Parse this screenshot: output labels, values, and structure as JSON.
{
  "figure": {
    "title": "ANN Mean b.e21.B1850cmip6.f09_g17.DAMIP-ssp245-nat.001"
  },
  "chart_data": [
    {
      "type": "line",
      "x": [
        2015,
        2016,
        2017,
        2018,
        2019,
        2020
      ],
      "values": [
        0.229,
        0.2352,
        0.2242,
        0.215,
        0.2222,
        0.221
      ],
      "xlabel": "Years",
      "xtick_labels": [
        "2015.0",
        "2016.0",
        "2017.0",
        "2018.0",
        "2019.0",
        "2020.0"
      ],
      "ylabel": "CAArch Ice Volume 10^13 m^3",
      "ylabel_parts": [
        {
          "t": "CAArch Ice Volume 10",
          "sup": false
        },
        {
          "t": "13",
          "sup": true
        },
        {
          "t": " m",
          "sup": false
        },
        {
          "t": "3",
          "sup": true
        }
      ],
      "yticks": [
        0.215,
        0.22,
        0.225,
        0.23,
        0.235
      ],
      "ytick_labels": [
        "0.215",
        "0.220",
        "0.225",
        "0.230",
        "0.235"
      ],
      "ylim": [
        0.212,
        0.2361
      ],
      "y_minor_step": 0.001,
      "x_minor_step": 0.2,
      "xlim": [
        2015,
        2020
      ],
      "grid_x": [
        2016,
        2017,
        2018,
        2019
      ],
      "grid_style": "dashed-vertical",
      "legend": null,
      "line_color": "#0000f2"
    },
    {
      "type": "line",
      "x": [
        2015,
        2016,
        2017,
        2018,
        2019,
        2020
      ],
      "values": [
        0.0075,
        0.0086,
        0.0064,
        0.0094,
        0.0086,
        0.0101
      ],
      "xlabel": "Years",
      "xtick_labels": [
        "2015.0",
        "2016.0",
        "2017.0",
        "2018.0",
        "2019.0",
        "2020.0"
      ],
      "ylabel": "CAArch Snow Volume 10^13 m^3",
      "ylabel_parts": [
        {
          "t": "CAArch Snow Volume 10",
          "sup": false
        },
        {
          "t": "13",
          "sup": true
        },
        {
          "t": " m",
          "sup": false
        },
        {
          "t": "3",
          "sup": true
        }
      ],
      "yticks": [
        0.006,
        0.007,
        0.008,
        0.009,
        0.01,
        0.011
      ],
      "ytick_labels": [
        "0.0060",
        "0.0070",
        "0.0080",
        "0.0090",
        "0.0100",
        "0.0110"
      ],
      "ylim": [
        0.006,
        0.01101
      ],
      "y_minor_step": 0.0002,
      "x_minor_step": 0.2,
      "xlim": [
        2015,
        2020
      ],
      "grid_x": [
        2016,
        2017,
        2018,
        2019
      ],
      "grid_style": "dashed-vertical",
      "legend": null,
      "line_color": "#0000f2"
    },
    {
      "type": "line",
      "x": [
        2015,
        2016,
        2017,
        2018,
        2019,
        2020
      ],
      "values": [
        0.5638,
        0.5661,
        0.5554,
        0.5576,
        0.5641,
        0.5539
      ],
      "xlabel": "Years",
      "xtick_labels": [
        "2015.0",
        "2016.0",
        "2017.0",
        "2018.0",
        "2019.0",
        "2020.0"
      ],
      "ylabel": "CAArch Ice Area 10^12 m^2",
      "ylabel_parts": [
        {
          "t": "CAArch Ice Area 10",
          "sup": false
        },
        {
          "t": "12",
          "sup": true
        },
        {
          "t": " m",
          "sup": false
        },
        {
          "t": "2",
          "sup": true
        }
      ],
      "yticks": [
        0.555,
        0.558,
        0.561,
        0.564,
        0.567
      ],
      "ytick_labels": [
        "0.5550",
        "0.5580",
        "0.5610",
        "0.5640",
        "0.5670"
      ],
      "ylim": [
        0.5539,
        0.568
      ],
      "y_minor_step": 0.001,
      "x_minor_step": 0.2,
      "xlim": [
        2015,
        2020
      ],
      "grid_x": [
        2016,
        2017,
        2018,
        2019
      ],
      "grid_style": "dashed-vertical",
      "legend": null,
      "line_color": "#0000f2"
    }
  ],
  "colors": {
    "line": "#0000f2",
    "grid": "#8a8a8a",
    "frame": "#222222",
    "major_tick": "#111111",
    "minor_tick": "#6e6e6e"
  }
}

++++++++++

-- Direction --
Using the entries above, state how many lines include the word "Volume", with no other words.

-- Task solution --
4